Task requirements | Copy out the data below verbatim.

[Recorded data]
◇ ◇ ◇ ◇ ◇
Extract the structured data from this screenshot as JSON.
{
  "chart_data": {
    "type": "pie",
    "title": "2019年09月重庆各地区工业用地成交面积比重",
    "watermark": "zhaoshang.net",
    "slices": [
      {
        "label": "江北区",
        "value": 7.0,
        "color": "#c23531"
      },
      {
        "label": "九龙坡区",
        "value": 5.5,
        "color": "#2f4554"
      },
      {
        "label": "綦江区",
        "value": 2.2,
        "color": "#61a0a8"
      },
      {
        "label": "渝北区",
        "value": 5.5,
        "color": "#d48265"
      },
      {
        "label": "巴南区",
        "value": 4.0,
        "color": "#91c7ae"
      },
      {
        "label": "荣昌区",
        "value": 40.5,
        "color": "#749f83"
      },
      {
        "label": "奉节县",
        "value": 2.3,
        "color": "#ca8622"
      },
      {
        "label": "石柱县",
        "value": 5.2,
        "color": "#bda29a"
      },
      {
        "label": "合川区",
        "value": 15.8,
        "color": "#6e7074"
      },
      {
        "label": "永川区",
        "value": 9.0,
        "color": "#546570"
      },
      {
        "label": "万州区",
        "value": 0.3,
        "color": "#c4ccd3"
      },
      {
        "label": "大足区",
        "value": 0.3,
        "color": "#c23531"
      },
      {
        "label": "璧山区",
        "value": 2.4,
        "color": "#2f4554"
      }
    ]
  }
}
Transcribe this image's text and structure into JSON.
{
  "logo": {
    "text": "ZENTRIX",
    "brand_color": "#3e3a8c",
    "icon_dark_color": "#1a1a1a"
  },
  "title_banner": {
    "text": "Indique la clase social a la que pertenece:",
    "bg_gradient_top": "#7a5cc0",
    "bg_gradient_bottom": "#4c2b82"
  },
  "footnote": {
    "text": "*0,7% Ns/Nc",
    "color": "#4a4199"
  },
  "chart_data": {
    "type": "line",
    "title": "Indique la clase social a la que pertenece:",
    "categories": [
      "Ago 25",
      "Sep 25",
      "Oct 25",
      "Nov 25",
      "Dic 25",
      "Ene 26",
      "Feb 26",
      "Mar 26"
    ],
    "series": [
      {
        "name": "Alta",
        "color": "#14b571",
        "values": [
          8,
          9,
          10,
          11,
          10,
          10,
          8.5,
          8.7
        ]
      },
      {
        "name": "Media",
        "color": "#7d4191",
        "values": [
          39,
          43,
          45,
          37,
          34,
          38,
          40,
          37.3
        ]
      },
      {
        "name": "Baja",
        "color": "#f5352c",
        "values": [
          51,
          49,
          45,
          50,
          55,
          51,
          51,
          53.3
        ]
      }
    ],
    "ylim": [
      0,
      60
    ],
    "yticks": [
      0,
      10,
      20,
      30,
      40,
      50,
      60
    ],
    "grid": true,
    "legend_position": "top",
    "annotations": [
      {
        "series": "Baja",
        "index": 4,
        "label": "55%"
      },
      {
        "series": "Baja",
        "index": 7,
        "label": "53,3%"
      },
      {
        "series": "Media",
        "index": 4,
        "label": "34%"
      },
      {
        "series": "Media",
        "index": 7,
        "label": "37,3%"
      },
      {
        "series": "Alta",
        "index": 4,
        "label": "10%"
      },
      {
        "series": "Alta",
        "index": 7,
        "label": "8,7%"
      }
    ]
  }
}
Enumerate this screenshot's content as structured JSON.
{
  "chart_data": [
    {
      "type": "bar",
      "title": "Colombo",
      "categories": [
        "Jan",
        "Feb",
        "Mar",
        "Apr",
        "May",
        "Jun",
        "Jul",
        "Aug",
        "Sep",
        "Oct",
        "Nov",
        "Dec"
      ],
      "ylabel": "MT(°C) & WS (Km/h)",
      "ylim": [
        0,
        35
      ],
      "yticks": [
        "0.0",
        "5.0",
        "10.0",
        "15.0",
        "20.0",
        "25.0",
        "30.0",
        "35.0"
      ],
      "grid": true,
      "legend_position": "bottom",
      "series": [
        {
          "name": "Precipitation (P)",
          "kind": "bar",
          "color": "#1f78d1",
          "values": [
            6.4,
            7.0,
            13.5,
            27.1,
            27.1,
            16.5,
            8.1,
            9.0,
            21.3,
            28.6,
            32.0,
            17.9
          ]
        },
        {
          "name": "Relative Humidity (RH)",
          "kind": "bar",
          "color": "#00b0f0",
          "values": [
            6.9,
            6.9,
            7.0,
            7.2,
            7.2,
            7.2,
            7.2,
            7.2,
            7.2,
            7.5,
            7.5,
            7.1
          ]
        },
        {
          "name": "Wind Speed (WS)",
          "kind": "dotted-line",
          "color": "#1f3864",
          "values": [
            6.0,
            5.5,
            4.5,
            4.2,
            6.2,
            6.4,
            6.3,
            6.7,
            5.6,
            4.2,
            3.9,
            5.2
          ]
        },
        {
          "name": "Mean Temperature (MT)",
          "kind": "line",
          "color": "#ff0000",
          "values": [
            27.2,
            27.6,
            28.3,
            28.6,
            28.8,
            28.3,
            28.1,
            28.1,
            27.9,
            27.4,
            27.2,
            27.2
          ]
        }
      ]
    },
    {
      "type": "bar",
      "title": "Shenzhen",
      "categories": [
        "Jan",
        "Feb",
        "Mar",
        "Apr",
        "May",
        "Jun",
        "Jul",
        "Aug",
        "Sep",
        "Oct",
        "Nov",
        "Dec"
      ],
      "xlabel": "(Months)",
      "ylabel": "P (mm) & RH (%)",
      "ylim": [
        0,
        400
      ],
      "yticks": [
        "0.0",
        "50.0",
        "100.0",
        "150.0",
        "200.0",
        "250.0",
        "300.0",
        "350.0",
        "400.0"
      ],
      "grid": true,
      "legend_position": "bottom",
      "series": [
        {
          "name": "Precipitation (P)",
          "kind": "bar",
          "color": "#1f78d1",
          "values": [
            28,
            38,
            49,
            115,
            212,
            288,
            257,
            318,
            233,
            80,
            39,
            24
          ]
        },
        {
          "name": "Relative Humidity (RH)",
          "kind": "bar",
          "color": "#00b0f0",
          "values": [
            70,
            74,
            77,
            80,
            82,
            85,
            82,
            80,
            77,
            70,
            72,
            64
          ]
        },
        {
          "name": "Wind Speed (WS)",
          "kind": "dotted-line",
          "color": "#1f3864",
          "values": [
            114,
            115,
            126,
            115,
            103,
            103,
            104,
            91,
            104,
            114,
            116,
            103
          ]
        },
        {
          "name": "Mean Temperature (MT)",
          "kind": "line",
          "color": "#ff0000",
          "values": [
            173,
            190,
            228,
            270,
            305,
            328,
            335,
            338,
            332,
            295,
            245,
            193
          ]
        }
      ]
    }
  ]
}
◇ ◇ ◇ ◇ ◇
Answer to this problem |
Extract the structured data from this screenshot as JSON.
{
  "chart_data": {
    "type": "pie",
    "title": "2019年09月重庆各地区工业用地成交面积比重",
    "watermark": "zhaoshang.net",
    "slices": [
      {
        "label": "江北区",
        "value": 7.0,
        "color": "#c23531"
      },
      {
        "label": "九龙坡区",
        "value": 5.5,
        "color": "#2f4554"
      },
      {
        "label": "綦江区",
        "value": 2.2,
        "color": "#61a0a8"
      },
      {
        "label": "渝北区",
        "value": 5.5,
        "color": "#d48265"
      },
      {
        "label": "巴南区",
        "value": 4.0,
        "color": "#91c7ae"
      },
      {
        "label": "荣昌区",
        "value": 40.5,
        "color": "#749f83"
      },
      {
        "label": "奉节县",
        "value": 2.3,
        "color": "#ca8622"
      },
      {
        "label": "石柱县",
        "value": 5.2,
        "color": "#bda29a"
      },
      {
        "label": "合川区",
        "value": 15.8,
        "color": "#6e7074"
      },
      {
        "label": "永川区",
        "value": 9.0,
        "color": "#546570"
      },
      {
        "label": "万州区",
        "value": 0.3,
        "color": "#c4ccd3"
      },
      {
        "label": "大足区",
        "value": 0.3,
        "color": "#c23531"
      },
      {
        "label": "璧山区",
        "value": 2.4,
        "color": "#2f4554"
      }
    ]
  }
}
Transcribe this image's text and structure into JSON.
{
  "logo": {
    "text": "ZENTRIX",
    "brand_color": "#3e3a8c",
    "icon_dark_color": "#1a1a1a"
  },
  "title_banner": {
    "text": "Indique la clase social a la que pertenece:",
    "bg_gradient_top": "#7a5cc0",
    "bg_gradient_bottom": "#4c2b82"
  },
  "footnote": {
    "text": "*0,7% Ns/Nc",
    "color": "#4a4199"
  },
  "chart_data": {
    "type": "line",
    "title": "Indique la clase social a la que pertenece:",
    "categories": [
      "Ago 25",
      "Sep 25",
      "Oct 25",
      "Nov 25",
      "Dic 25",
      "Ene 26",
      "Feb 26",
      "Mar 26"
    ],
    "series": [
      {
        "name": "Alta",
        "color": "#14b571",
        "values": [
          8,
          9,
          10,
          11,
          10,
          10,
          8.5,
          8.7
        ]
      },
      {
        "name": "Media",
        "color": "#7d4191",
        "values": [
          39,
          43,
          45,
          37,
          34,
          38,
          40,
          37.3
        ]
      },
      {
        "name": "Baja",
        "color": "#f5352c",
        "values": [
          51,
          49,
          45,
          50,
          55,
          51,
          51,
          53.3
        ]
      }
    ],
    "ylim": [
      0,
      60
    ],
    "yticks": [
      0,
      10,
      20,
      30,
      40,
      50,
      60
    ],
    "grid": true,
    "legend_position": "top",
    "annotations": [
      {
        "series": "Baja",
        "index": 4,
        "label": "55%"
      },
      {
        "series": "Baja",
        "index": 7,
        "label": "53,3%"
      },
      {
        "series": "Media",
        "index": 4,
        "label": "34%"
      },
      {
        "series": "Media",
        "index": 7,
        "label": "37,3%"
      },
      {
        "series": "Alta",
        "index": 4,
        "label": "10%"
      },
      {
        "series": "Alta",
        "index": 7,
        "label": "8,7%"
      }
    ]
  }
}
Enumerate this screenshot's content as structured JSON.
{
  "chart_data": [
    {
      "type": "bar",
      "title": "Colombo",
      "categories": [
        "Jan",
        "Feb",
        "Mar",
        "Apr",
        "May",
        "Jun",
        "Jul",
        "Aug",
        "Sep",
        "Oct",
        "Nov",
        "Dec"
      ],
      "ylabel": "MT(°C) & WS (Km/h)",
      "ylim": [
        0,
        35
      ],
      "yticks": [
        "0.0",
        "5.0",
        "10.0",
        "15.0",
        "20.0",
        "25.0",
        "30.0",
        "35.0"
      ],
      "grid": true,
      "legend_position": "bottom",
      "series": [
        {
          "name": "Precipitation (P)",
          "kind": "bar",
          "color": "#1f78d1",
          "values": [
            6.4,
            7.0,
            13.5,
            27.1,
            27.1,
            16.5,
            8.1,
            9.0,
            21.3,
            28.6,
            32.0,
            17.9
          ]
        },
        {
          "name": "Relative Humidity (RH)",
          "kind": "bar",
          "color": "#00b0f0",
          "values": [
            6.9,
            6.9,
            7.0,
            7.2,
            7.2,
            7.2,
            7.2,
            7.2,
            7.2,
            7.5,
            7.5,
            7.1
          ]
        },
        {
          "name": "Wind Speed (WS)",
          "kind": "dotted-line",
          "color": "#1f3864",
          "values": [
            6.0,
            5.5,
            4.5,
            4.2,
            6.2,
            6.4,
            6.3,
            6.7,
            5.6,
            4.2,
            3.9,
            5.2
          ]
        },
        {
          "name": "Mean Temperature (MT)",
          "kind": "line",
          "color": "#ff0000",
          "values": [
            27.2,
            27.6,
            28.3,
            28.6,
            28.8,
            28.3,
            28.1,
            28.1,
            27.9,
            27.4,
            27.2,
            27.2
          ]
        }
      ]
    },
    {
      "type": "bar",
      "title": "Shenzhen",
      "categories": [
        "Jan",
        "Feb",
        "Mar",
        "Apr",
        "May",
        "Jun",
        "Jul",
        "Aug",
        "Sep",
        "Oct",
        "Nov",
        "Dec"
      ],
      "xlabel": "(Months)",
      "ylabel": "P (mm) & RH (%)",
      "ylim": [
        0,
        400
      ],
      "yticks": [
        "0.0",
        "50.0",
        "100.0",
        "150.0",
        "200.0",
        "250.0",
        "300.0",
        "350.0",
        "400.0"
      ],
      "grid": true,
      "legend_position": "bottom",
      "series": [
        {
          "name": "Precipitation (P)",
          "kind": "bar",
          "color": "#1f78d1",
          "values": [
            28,
            38,
            49,
            115,
            212,
            288,
            257,
            318,
            233,
            80,
            39,
            24
          ]
        },
        {
          "name": "Relative Humidity (RH)",
          "kind": "bar",
          "color": "#00b0f0",
          "values": [
            70,
            74,
            77,
            80,
            82,
            85,
            82,
            80,
            77,
            70,
            72,
            64
          ]
        },
        {
          "name": "Wind Speed (WS)",
          "kind": "dotted-line",
          "color": "#1f3864",
          "values": [
            114,
            115,
            126,
            115,
            103,
            103,
            104,
            91,
            104,
            114,
            116,
            103
          ]
        },
        {
          "name": "Mean Temperature (MT)",
          "kind": "line",
          "color": "#ff0000",
          "values": [
            173,
            190,
            228,
            270,
            305,
            328,
            335,
            338,
            332,
            295,
            245,
            193
          ]
        }
      ]
    }
  ]
}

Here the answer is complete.